Keşke insan parasıyla her şeyi satın alabilse. Mesela daha fazla ömür alabilse, gençlik ve sağlık alabilse, akıl alabilse, cehaletinden kurtulabilse. Mesela asalet satın alabilse ama alınmıyor!
Şu sıralar kara para aklamaya çalışmak, vergi kaçırmak, naylon fatura düzenlemek, fason mal imal etmek iddialarıyla tutuklanan Dilan ve Engin Polat çifti ve onların bazı yakın akrabaları gündemi meşgul ediyorlar.
Bu genç kadın ve eşi birlikte bir güzellik salonu işletiyorlar. Oradan kazandıkları paralarla yurt dışında ve memleketin her tarafında yüzlerce güzellik salonları açıyorlar, sayısız daireler, yatlar, katlar, tarlalar, arsalar, sayısız arabalar, dükkanlar alıyorlar ve üç yıl içinde inanılmaz derecede çok zengin oluyorlar.
Acaba hangi peri... Sihirli değneği ile bunların hayatlarına dokunmuş olabilir?

**Sağlanan veriler**
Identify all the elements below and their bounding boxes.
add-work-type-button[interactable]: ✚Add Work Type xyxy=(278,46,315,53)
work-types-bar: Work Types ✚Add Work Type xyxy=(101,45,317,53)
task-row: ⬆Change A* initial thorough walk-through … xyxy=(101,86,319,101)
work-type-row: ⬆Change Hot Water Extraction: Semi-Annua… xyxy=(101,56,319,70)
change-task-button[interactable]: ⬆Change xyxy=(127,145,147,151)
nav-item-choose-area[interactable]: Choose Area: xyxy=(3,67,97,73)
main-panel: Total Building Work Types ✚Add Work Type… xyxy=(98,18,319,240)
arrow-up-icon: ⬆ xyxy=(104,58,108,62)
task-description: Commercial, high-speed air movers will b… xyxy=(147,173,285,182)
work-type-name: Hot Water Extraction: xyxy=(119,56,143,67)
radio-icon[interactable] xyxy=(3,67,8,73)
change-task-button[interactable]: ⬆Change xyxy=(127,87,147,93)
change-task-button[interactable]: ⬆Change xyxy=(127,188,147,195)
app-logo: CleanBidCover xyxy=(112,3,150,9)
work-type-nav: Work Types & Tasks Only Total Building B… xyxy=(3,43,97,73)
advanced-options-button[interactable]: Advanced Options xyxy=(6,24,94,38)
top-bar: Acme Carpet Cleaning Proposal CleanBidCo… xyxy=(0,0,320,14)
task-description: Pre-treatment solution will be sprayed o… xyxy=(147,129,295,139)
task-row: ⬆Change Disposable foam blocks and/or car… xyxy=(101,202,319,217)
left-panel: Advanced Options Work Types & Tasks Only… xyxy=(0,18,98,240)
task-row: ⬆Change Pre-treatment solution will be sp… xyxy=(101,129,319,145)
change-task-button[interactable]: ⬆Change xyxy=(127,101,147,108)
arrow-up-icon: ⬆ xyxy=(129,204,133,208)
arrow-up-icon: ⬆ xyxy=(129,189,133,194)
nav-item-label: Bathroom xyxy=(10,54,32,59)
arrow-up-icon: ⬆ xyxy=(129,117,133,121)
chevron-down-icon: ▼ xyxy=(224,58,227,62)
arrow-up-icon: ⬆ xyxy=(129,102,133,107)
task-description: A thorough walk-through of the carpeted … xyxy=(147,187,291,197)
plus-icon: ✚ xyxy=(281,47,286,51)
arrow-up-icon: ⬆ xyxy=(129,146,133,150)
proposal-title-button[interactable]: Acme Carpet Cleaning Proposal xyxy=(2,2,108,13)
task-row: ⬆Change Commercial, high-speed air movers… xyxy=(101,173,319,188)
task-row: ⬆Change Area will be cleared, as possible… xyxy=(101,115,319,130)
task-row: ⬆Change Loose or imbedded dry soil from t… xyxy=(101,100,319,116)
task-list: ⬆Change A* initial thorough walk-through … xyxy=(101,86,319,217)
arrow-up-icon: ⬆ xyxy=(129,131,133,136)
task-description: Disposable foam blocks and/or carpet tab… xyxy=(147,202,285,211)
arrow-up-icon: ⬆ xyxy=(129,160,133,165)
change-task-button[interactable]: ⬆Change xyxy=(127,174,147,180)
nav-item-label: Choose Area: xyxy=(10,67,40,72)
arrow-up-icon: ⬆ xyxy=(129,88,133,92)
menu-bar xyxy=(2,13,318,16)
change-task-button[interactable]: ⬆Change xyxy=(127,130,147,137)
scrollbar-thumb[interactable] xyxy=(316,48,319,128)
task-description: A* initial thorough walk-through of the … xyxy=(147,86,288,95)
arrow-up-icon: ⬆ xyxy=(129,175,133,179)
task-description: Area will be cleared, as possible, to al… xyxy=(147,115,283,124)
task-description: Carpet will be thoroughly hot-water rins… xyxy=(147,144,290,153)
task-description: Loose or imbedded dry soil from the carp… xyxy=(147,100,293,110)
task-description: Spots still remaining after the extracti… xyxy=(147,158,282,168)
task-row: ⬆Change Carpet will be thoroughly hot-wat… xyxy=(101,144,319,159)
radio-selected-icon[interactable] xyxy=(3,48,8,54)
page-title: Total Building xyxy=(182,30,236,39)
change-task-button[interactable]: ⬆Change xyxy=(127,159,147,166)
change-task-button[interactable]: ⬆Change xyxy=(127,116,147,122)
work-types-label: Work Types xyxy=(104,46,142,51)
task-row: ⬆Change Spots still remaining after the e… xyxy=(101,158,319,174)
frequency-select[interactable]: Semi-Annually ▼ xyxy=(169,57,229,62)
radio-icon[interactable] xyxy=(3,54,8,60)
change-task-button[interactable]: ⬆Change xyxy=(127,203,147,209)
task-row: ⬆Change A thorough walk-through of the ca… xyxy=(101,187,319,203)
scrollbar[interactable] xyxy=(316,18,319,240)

**Yapılacak iş**
Parayla satın alınamayanlar ve Polat çifti üzerine olan yazıyı, son cümlesinin ardından sürdürün.

**Alıştırmanın sonucu**
Karı kocanın cezaevine girmeden önceki yaşantıları insanın hayallerinin bile sınırlarını zorluyor.... Bu durumu sadece '' görgüsüzlük '' ile tanımlamak eksik olur.
Bazı hikayelerde insan gözünde hiç doymayan bir kemiğin olduğundan bahsedilir. Bunlar da dünyaları satın almışlar, gezmişler, yemişler, içmişler ama yetmemiş. Aç gözlülük sanki onlarda ruhsal bir hastalığa dönüşmüş.
Kahvelerini altın tozuyla içmişler!
Dilan Polat, dolar ve avro cinsinden paralarını saçlarının bigudilerinin üzerine tek tek sarıp fotoğraflar çektirmiş!
İçine paralarını doldurdukları tabanca gibi bir aletle evlerinin her tarafına paralarını saçıp ve bunu da videoya çekerek sosyal medyada paylaşmışlar. Dolar ve avro'lardan yaptıkları buketleri, çelenkleri yakınlarına hediye olarak göndermişler.
Dilan Polat: Kendisiyle yapılan bir televizyon röportajında, ( insanların 11,400 TL asgari ücretle geçinmeye çalıştığı bir memlekette) günlük harcamasının 750 bin TL olduğunu açıklamış! Ve bunların dışında, Çocuğunun okuluna milyar dolarlık son derece lüks arabalarla gitmesi!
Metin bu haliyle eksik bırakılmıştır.